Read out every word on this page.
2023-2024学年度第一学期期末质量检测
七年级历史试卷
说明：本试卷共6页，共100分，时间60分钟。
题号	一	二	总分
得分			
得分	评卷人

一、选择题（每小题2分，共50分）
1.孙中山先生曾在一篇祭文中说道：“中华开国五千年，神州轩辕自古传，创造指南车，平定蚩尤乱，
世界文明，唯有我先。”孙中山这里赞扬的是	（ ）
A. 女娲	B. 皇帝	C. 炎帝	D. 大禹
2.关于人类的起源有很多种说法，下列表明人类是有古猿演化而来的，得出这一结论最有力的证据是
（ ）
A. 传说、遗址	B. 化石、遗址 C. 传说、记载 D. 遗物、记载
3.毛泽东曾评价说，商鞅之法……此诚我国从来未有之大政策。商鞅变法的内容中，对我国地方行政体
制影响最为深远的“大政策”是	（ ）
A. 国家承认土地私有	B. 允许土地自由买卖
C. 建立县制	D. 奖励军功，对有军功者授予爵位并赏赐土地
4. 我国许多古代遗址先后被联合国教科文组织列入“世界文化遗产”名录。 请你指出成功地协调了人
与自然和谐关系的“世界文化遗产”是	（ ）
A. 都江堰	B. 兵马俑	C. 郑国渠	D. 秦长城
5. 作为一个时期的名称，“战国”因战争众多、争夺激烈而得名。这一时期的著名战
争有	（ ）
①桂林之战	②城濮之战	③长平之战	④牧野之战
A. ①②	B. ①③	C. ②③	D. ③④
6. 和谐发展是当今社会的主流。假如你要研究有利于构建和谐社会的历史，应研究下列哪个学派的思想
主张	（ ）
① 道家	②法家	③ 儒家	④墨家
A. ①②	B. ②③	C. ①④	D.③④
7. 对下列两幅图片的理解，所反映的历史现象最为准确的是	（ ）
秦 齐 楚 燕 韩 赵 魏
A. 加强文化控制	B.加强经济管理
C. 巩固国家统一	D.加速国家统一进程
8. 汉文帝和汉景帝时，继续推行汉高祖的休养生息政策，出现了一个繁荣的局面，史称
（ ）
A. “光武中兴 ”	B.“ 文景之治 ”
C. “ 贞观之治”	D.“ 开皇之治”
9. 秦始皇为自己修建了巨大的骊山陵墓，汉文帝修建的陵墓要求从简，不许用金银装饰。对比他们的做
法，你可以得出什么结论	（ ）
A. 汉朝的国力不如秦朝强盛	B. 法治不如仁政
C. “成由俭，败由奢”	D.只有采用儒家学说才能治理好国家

**Aim of the task:** Retype the material in full. Each word must match.

**Exercise response:**
Read out every word on this page.
2023-2024学年度第一学期期末质量检测
七年级历史试卷
说明：本试卷共6页，共100分，时间60分钟。
题号	一	二	总分
得分			
得分	评卷人

一、选择题（每小题2分，共50分）
1.孙中山先生曾在一篇祭文中说道：“中华开国五千年，神州轩辕自古传，创造指南车，平定蚩尤乱，
世界文明，唯有我先。”孙中山这里赞扬的是	（ ）
A. 女娲	B. 皇帝	C. 炎帝	D. 大禹
2.关于人类的起源有很多种说法，下列表明人类是有古猿演化而来的，得出这一结论最有力的证据是
（ ）
A. 传说、遗址	B. 化石、遗址 C. 传说、记载 D. 遗物、记载
3.毛泽东曾评价说，商鞅之法……此诚我国从来未有之大政策。商鞅变法的内容中，对我国地方行政体
制影响最为深远的“大政策”是	（ ）
A. 国家承认土地私有	B. 允许土地自由买卖
C. 建立县制	D. 奖励军功，对有军功者授予爵位并赏赐土地
4. 我国许多古代遗址先后被联合国教科文组织列入“世界文化遗产”名录。 请你指出成功地协调了人
与自然和谐关系的“世界文化遗产”是	（ ）
A. 都江堰	B. 兵马俑	C. 郑国渠	D. 秦长城
5. 作为一个时期的名称，“战国”因战争众多、争夺激烈而得名。这一时期的著名战
争有	（ ）
①桂林之战	②城濮之战	③长平之战	④牧野之战
A. ①②	B. ①③	C. ②③	D. ③④
6. 和谐发展是当今社会的主流。假如你要研究有利于构建和谐社会的历史，应研究下列哪个学派的思想
主张	（ ）
① 道家	②法家	③ 儒家	④墨家
A. ①②	B. ②③	C. ①④	D.③④
7. 对下列两幅图片的理解，所反映的历史现象最为准确的是	（ ）
秦 齐 楚 燕 韩 赵 魏
A. 加强文化控制	B.加强经济管理
C. 巩固国家统一	D.加速国家统一进程
8. 汉文帝和汉景帝时，继续推行汉高祖的休养生息政策，出现了一个繁荣的局面，史称
（ ）
A. “光武中兴 ”	B.“ 文景之治 ”
C. “ 贞观之治”	D.“ 开皇之治”
9. 秦始皇为自己修建了巨大的骊山陵墓，汉文帝修建的陵墓要求从简，不许用金银装饰。对比他们的做
法，你可以得出什么结论	（ ）
A. 汉朝的国力不如秦朝强盛	B. 法治不如仁政
C. “成由俭，败由奢”	D.只有采用儒家学说才能治理好国家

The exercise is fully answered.